Data for the task:

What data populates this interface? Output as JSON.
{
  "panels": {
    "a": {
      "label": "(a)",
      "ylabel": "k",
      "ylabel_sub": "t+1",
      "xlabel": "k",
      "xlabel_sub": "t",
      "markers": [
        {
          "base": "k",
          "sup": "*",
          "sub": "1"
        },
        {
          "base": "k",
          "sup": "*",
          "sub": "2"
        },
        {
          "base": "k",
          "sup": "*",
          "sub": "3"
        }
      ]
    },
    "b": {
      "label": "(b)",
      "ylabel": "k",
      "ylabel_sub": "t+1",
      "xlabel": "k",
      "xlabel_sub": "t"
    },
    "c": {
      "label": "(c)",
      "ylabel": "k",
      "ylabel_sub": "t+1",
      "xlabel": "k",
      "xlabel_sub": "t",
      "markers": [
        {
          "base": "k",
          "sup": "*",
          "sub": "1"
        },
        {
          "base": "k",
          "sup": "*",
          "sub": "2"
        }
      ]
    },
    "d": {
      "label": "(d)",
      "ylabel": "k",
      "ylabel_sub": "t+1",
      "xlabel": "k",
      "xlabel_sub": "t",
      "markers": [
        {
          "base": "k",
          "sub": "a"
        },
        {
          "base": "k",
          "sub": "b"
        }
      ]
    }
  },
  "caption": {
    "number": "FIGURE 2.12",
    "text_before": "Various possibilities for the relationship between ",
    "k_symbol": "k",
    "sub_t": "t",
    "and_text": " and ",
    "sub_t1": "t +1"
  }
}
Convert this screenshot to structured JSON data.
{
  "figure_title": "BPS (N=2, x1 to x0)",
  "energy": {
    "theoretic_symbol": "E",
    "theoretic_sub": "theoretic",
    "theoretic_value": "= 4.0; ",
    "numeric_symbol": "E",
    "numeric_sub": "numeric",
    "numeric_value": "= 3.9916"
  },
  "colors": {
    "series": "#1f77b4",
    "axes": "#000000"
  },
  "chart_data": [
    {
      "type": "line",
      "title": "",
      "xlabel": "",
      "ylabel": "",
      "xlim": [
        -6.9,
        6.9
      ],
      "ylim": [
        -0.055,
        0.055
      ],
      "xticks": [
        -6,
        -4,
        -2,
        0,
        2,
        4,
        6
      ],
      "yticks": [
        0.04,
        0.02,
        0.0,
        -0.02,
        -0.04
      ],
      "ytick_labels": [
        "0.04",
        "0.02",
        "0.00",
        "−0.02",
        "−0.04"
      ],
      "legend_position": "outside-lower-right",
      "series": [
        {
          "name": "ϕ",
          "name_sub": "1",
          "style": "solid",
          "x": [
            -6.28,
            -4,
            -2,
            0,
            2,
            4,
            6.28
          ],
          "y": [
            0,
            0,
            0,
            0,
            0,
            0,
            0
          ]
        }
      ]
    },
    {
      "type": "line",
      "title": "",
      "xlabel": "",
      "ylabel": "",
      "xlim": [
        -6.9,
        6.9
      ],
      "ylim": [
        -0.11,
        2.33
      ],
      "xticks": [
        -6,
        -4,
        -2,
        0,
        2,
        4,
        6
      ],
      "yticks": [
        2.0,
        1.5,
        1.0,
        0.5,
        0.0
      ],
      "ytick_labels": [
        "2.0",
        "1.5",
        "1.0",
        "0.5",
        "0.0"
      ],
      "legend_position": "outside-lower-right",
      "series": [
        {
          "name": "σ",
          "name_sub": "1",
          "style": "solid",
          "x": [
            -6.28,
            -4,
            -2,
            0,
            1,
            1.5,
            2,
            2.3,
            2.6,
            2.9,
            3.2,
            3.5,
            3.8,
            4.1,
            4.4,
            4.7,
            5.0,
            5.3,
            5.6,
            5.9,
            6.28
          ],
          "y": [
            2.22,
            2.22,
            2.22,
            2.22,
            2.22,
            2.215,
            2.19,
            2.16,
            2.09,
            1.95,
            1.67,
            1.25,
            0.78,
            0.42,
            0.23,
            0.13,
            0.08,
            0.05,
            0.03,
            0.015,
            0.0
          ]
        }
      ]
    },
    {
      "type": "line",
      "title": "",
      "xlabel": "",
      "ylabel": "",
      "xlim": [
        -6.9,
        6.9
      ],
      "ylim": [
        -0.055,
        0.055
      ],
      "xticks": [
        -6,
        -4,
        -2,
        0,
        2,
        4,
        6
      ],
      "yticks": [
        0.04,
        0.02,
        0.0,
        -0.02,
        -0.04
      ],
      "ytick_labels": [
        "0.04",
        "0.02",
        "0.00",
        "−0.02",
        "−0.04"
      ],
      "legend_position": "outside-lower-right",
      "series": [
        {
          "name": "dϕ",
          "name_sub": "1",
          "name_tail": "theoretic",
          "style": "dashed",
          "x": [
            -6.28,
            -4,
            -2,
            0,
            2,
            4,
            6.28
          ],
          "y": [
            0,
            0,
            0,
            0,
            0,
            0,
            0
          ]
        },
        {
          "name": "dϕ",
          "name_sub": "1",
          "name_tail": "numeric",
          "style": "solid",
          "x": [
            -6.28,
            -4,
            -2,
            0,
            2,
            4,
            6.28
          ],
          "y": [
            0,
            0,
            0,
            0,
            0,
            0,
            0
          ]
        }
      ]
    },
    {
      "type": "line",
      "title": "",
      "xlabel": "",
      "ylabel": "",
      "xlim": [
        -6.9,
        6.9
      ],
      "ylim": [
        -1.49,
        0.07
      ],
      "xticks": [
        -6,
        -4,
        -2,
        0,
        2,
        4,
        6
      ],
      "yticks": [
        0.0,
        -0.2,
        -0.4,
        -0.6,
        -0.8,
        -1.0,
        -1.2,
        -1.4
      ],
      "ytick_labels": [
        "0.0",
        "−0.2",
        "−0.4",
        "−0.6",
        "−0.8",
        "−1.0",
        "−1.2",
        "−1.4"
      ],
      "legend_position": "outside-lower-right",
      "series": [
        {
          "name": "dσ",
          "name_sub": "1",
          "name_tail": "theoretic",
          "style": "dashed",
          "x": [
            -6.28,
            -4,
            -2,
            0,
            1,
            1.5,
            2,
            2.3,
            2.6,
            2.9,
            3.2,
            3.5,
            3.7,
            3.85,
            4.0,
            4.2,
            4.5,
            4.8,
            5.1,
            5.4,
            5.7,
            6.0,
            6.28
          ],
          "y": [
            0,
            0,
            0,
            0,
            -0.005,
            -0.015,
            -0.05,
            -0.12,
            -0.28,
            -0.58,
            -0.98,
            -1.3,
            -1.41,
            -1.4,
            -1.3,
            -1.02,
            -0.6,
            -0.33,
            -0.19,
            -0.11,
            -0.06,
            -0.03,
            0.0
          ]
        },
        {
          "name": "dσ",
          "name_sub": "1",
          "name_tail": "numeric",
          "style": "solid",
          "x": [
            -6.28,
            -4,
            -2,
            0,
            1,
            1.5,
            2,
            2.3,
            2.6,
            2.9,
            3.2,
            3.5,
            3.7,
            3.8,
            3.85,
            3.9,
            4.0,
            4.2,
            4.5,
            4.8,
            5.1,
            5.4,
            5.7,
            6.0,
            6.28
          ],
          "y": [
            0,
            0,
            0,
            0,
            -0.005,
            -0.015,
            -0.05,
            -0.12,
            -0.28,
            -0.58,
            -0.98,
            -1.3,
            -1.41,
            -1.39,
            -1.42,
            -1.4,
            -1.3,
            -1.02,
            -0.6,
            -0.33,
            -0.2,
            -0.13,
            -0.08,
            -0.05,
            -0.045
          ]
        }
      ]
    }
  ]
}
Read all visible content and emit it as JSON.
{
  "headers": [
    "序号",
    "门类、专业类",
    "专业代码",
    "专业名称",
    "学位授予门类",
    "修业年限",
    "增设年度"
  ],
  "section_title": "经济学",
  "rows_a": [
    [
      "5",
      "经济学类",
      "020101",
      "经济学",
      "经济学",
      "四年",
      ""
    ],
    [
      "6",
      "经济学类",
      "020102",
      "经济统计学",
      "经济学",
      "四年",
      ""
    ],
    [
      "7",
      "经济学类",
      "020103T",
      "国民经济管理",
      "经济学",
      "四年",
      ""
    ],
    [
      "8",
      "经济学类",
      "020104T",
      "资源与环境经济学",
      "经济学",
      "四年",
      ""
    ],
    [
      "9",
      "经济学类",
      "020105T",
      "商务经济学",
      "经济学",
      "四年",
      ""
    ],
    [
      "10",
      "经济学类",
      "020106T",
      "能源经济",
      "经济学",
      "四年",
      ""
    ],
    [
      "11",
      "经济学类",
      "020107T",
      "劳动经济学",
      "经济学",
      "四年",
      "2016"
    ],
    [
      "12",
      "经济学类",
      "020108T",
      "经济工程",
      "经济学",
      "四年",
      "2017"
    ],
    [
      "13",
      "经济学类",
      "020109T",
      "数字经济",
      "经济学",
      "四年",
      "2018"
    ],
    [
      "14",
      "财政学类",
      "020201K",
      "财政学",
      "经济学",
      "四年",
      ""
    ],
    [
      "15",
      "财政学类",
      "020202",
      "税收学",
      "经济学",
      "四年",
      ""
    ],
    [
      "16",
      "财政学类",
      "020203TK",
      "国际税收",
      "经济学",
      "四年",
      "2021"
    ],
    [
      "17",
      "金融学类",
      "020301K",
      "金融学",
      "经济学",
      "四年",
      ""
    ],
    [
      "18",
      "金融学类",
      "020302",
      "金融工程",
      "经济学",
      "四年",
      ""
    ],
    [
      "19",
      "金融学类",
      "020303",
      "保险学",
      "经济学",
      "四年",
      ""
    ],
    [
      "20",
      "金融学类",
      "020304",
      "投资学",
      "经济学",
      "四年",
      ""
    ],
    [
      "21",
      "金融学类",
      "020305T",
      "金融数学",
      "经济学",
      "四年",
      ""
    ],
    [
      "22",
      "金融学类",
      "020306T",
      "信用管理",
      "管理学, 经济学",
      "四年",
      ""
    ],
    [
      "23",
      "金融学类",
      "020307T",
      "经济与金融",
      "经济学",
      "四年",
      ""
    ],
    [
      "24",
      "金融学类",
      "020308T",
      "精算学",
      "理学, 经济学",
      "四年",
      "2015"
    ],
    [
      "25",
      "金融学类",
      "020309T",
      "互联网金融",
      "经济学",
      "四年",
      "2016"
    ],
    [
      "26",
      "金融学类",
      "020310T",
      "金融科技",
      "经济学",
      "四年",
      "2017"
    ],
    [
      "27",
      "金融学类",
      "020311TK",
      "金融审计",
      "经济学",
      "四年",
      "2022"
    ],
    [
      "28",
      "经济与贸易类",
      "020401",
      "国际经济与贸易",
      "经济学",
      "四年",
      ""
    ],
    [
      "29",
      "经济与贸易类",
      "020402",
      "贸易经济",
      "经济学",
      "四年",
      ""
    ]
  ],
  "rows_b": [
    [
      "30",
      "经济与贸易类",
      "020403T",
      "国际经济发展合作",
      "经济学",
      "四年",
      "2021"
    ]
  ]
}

Aim: Each line in the material either holds the string "JSON" or does not. State how many do, and nothing else.

Complete output: 3